Markus 10:23–27: Keselamatan dan Ketidakmungkinan Manusia

Markus 10:23–27: Keselamatan dan Ketidakmungkinan Manusia

Pendahuluan

Perikop Markus 10:23–27 adalah salah satu bagian paling tajam dalam pengajaran Yesus tentang kekayaan dan keselamatan. Setelah pertemuannya dengan orang muda kaya yang menolak untuk meninggalkan hartanya (Markus 10:17–22), Yesus menatap murid-murid-Nya dan menyampaikan kebenaran yang mengguncang paradigma manusia:

“Betapa sulit bagi mereka yang memiliki kekayaan untuk masuk Kerajaan Allah!”

Dalam konteks dunia modern yang mengagungkan kemakmuran, status, dan keamanan finansial, perikop ini terdengar seperti paradoks. Bukankah kekayaan sering dianggap sebagai tanda berkat Tuhan? Namun, Yesus justru menyatakan bahwa kekayaan dapat menjadi rintangan terbesar bagi keselamatan.

Teologi Reformed memandang perikop ini bukan hanya sebagai peringatan moral, tetapi sebagai penyingkapan mendalam tentang ketidakmampuan total manusia (total depravity) dan anugerah Allah yang berdaulat (sovereign grace). Markus 10:23–27 adalah cermin yang memperlihatkan bagaimana keselamatan sepenuhnya berasal dari Allah, bukan dari kehendak, usaha, atau kekayaan manusia.

Teks Alkitab (AYT)

(23) Kemudian, Yesus memandang ke sekeliling dan berkata kepada murid-murid-Nya, “Betapa sulit bagi mereka yang memiliki kekayaan untuk masuk Kerajaan Allah!”
(24) Murid-murid pun terkejut akan perkataan-Nya. Namun, Yesus berkata lagi kepada mereka, “Hai anak-anak, betapa sulitnya masuk Kerajaan Allah!
(25) Lebih mudah bagi seekor unta masuk melalui lubang jarum daripada seorang kaya masuk Kerajaan Allah.”
(26) Murid-murid menjadi semakin terkejut dan berkata satu kepada yang lain, “Kalau begitu, siapa yang bisa diselamatkan?”
(27) Yesus memandang mereka dan berkata, “Bagi manusia hal itu tidak mungkin, tetapi tidak bagi Allah. Sebab, segala sesuatu mungkin bagi Allah.”

I. Konteks: Dari Orang Muda Kaya ke Doktrin Anugerah

Perikop ini tidak berdiri sendiri. Ayat 23–27 merupakan kelanjutan dari kisah orang muda kaya (ay. 17–22), seorang yang saleh secara moral, religius, dan sukses secara ekonomi. Namun, ketika Yesus memintanya menjual seluruh hartanya dan mengikuti Dia, ia pergi dengan sedih. Mengapa? Karena hatinya terikat oleh kekayaan.

■ Data ■
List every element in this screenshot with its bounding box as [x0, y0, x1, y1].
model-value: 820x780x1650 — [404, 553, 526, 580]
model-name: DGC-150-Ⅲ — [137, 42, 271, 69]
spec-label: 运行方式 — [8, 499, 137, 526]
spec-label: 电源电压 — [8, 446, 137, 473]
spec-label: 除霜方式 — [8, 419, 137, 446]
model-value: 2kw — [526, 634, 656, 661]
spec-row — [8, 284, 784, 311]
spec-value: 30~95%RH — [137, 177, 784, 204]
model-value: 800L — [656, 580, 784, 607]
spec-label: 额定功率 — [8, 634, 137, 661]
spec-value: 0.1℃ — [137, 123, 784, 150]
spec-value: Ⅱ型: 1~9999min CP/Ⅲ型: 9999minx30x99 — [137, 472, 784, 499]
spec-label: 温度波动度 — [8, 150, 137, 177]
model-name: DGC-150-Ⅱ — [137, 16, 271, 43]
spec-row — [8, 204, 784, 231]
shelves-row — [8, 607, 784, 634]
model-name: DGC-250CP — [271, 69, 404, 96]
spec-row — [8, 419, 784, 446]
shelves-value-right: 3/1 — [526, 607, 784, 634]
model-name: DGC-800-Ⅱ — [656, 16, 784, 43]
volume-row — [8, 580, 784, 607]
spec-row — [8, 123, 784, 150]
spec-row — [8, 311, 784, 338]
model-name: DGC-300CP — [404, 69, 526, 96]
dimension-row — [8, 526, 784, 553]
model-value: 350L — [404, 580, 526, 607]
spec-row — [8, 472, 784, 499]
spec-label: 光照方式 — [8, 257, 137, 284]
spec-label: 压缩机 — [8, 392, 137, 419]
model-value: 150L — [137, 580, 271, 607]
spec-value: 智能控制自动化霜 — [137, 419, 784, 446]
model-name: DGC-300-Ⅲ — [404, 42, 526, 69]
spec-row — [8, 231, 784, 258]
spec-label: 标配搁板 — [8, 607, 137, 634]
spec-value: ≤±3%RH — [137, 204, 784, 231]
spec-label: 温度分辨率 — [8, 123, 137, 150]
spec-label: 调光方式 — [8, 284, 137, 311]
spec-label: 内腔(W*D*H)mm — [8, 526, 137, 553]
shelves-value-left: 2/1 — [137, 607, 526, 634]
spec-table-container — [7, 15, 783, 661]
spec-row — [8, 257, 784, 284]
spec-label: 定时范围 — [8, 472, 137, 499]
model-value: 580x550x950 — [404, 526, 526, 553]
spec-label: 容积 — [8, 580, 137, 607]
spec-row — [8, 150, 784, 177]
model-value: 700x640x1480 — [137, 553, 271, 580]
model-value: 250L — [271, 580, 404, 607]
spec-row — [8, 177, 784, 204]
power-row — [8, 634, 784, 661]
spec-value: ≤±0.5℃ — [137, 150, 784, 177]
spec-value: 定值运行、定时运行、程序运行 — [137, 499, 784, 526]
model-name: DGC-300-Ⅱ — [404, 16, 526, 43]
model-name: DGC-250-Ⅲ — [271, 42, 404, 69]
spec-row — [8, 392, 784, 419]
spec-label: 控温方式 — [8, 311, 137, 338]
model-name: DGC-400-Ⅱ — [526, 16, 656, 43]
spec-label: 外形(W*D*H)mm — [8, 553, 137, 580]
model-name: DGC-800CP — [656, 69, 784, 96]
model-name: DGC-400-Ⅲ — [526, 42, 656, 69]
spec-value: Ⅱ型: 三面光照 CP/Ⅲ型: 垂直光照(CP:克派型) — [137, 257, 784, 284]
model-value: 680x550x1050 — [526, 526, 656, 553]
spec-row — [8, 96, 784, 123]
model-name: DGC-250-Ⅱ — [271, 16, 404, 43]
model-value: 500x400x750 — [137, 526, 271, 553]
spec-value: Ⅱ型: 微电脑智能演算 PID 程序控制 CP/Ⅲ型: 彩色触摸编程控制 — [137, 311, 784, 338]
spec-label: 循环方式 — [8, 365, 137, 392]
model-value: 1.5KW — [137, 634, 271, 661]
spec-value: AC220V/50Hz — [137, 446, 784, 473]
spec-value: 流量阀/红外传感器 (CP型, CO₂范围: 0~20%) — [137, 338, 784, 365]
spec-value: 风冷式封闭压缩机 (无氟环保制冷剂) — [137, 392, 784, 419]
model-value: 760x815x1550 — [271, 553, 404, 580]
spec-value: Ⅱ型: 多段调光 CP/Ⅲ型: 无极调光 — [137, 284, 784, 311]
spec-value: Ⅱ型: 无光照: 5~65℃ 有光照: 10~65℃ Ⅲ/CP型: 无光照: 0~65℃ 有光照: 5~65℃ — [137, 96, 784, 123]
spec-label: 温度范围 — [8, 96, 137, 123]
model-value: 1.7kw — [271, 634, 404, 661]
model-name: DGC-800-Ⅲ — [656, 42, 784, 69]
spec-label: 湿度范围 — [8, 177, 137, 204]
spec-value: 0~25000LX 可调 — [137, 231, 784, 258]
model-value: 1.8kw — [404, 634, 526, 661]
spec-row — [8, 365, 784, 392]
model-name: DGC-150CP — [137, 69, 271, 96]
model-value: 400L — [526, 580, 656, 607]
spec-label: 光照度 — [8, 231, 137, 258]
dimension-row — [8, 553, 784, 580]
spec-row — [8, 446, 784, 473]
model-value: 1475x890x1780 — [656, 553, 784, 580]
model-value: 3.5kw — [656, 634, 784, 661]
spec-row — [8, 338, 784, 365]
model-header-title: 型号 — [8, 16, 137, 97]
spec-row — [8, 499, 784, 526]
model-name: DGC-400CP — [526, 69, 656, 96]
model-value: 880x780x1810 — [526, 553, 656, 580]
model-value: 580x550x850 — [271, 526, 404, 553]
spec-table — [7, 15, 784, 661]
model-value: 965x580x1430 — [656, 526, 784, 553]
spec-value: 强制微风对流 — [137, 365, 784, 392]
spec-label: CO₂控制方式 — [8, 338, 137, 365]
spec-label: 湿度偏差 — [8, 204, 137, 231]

---

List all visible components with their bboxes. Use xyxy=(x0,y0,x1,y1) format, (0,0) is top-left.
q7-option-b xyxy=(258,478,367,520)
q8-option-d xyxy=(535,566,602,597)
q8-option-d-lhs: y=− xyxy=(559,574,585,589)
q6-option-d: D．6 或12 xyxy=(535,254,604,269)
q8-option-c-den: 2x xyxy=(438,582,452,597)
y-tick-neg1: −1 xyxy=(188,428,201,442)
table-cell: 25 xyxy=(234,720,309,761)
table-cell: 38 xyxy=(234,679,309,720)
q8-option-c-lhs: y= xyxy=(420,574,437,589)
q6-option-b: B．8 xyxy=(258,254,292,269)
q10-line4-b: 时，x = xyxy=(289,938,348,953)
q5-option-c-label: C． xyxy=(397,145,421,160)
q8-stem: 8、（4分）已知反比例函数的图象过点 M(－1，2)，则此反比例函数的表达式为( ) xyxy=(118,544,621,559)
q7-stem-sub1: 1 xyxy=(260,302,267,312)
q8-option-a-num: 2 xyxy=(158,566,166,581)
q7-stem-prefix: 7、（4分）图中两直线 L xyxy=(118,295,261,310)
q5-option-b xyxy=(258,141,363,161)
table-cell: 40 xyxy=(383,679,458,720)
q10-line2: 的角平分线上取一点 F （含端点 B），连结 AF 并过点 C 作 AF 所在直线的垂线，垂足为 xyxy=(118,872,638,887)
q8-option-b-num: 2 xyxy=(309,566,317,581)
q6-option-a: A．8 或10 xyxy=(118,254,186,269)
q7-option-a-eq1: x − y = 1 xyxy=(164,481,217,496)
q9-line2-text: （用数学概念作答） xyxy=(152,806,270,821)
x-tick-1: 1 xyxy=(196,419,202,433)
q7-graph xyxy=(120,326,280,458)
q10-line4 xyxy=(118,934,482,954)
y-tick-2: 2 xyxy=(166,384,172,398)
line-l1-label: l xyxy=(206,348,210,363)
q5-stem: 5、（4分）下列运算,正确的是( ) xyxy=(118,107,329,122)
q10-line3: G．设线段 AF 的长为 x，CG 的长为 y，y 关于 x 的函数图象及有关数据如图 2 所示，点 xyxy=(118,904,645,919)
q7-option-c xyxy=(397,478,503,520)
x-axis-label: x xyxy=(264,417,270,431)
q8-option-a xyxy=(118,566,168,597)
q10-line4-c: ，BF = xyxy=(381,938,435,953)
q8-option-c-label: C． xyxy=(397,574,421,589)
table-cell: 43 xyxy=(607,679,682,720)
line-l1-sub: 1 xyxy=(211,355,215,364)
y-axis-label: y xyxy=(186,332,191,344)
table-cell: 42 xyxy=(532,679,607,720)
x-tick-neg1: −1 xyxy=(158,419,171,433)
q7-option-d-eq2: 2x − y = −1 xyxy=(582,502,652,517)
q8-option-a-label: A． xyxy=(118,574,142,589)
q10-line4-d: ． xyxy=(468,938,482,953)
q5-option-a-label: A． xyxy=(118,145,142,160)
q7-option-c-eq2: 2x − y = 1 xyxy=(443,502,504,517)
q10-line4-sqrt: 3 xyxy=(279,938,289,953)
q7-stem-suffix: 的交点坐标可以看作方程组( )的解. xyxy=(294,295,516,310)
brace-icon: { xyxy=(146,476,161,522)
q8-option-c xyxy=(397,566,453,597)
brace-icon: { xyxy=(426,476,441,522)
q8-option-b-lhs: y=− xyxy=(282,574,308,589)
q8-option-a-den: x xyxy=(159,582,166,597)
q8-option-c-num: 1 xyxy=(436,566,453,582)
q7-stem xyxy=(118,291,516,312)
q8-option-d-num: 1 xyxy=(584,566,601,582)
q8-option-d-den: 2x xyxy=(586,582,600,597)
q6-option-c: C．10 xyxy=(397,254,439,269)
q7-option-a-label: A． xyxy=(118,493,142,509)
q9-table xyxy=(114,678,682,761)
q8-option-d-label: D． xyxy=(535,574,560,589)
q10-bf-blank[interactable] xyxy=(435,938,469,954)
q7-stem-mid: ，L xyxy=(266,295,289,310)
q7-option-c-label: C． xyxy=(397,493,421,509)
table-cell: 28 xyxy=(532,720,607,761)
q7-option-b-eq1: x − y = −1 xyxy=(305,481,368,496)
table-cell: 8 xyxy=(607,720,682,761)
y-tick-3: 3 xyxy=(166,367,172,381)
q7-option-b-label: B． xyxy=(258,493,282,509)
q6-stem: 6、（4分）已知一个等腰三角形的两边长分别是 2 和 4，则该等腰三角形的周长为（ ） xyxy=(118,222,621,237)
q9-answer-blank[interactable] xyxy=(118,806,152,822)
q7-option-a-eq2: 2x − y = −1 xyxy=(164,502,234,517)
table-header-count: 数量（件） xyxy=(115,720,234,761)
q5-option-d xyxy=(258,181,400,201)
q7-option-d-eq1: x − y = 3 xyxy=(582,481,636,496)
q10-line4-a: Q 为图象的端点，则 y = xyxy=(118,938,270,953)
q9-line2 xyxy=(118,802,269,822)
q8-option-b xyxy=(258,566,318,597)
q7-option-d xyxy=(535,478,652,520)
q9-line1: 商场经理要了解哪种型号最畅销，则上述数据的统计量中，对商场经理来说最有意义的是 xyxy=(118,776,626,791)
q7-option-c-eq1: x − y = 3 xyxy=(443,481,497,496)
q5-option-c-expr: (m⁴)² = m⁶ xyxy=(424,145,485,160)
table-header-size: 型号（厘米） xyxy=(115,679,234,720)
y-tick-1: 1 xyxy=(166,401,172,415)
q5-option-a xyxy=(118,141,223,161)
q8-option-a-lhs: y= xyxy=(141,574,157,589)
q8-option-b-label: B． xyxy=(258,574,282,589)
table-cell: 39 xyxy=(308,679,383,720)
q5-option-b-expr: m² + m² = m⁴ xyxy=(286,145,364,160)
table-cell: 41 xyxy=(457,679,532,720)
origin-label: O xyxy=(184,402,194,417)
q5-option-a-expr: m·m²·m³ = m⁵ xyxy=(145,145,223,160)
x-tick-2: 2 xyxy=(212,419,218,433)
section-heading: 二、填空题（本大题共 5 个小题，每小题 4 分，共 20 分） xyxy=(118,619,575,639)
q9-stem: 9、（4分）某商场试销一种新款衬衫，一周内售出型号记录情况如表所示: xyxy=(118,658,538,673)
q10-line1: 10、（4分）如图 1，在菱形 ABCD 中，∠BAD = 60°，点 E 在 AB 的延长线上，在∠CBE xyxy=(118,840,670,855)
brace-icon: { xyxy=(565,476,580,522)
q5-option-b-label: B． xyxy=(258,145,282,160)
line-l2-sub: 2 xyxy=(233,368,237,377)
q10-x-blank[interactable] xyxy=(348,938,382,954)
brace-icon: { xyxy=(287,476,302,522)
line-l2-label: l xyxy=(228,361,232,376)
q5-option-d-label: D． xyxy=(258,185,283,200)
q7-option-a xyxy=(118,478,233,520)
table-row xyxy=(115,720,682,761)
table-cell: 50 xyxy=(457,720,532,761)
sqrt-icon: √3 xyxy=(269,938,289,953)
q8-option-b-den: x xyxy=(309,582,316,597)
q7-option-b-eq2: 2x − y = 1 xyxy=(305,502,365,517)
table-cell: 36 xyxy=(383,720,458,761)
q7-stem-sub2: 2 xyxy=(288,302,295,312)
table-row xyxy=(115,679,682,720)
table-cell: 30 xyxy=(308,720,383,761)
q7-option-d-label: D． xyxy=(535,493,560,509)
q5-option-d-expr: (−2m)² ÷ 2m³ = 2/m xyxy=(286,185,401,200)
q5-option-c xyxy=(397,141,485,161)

■ Permintaan Tertulis 1 ■
Dapatkah Anda menuliskan ulang secara persis bagian petikan tentang Markus 10:23–27, mulai dari "Perikop Markus 10:23–27" sampai dengan "terbesar bagi keselamatan."?
■ Permintaan Tertulis 2 ■
Bisakah Anda memasukkan baris-baris listing ke dalam daftar bernomor, mulai dari baris yang memuat "List every element" sampai dengan baris yang memuat "model-value: 700x640x1480 —", kedua baris itu ikut dihitung? Sertakan hanya baris-baris tersebut dan lewati baris yang kosong.

■ Jawaban Tertulis 1 ■
Perikop Markus 10:23–27 adalah salah satu bagian paling tajam dalam pengajaran Yesus tentang kekayaan dan keselamatan. Setelah pertemuannya dengan orang muda kaya yang menolak untuk meninggalkan hartanya (Markus 10:17–22), Yesus menatap murid-murid-Nya dan menyampaikan kebenaran yang mengguncang paradigma manusia:

“Betapa sulit bagi mereka yang memiliki kekayaan untuk masuk Kerajaan Allah!”

Dalam konteks dunia modern yang mengagungkan kemakmuran, status, dan keamanan finansial, perikop ini terdengar seperti paradoks. Bukankah kekayaan sering dianggap sebagai tanda berkat Tuhan? Namun, Yesus justru menyatakan bahwa kekayaan dapat menjadi rintangan terbesar bagi keselamatan.

■ Jawaban Tertulis 2 ■
1. List every element in this screenshot with its bounding box as [x0, y0, x1, y1].
2. model-value: 820x780x1650 — [404, 553, 526, 580]
3. model-name: DGC-150-Ⅲ — [137, 42, 271, 69]
4. spec-label: 运行方式 — [8, 499, 137, 526]
5. spec-label: 电源电压 — [8, 446, 137, 473]
6. spec-label: 除霜方式 — [8, 419, 137, 446]
7. model-value: 2kw — [526, 634, 656, 661]
8. spec-row — [8, 284, 784, 311]
9. spec-value: 30~95%RH — [137, 177, 784, 204]
10. model-value: 800L — [656, 580, 784, 607]
11. spec-label: 额定功率 — [8, 634, 137, 661]
12. spec-value: 0.1℃ — [137, 123, 784, 150]
13. spec-value: Ⅱ型: 1~9999min CP/Ⅲ型: 9999minx30x99 — [137, 472, 784, 499]
14. spec-label: 温度波动度 — [8, 150, 137, 177]
15. model-name: DGC-150-Ⅱ — [137, 16, 271, 43]
16. spec-row — [8, 204, 784, 231]
17. shelves-row — [8, 607, 784, 634]
18. model-name: DGC-250CP — [271, 69, 404, 96]
19. spec-row — [8, 419, 784, 446]
20. shelves-value-right: 3/1 — [526, 607, 784, 634]
21. model-name: DGC-800-Ⅱ — [656, 16, 784, 43]
22. volume-row — [8, 580, 784, 607]
23. spec-row — [8, 123, 784, 150]
24. spec-row — [8, 311, 784, 338]
25. model-name: DGC-300CP — [404, 69, 526, 96]
26. dimension-row — [8, 526, 784, 553]
27. model-value: 350L — [404, 580, 526, 607]
28. spec-row — [8, 472, 784, 499]
29. spec-label: 光照方式 — [8, 257, 137, 284]
30. spec-label: 压缩机 — [8, 392, 137, 419]
31. model-value: 150L — [137, 580, 271, 607]
32. spec-value: 智能控制自动化霜 — [137, 419, 784, 446]
33. model-name: DGC-300-Ⅲ — [404, 42, 526, 69]
34. spec-row — [8, 231, 784, 258]
35. spec-label: 标配搁板 — [8, 607, 137, 634]
36. spec-value: ≤±3%RH — [137, 204, 784, 231]
37. spec-label: 温度分辨率 — [8, 123, 137, 150]
38. spec-label: 调光方式 — [8, 284, 137, 311]
39. spec-label: 内腔(W*D*H)mm — [8, 526, 137, 553]
40. shelves-value-left: 2/1 — [137, 607, 526, 634]
41. spec-table-container — [7, 15, 783, 661]
42. spec-row — [8, 257, 784, 284]
43. spec-label: 定时范围 — [8, 472, 137, 499]
44. model-value: 580x550x950 — [404, 526, 526, 553]
45. spec-label: 容积 — [8, 580, 137, 607]
46. spec-row — [8, 150, 784, 177]
47. model-value: 700x640x1480 — [137, 553, 271, 580]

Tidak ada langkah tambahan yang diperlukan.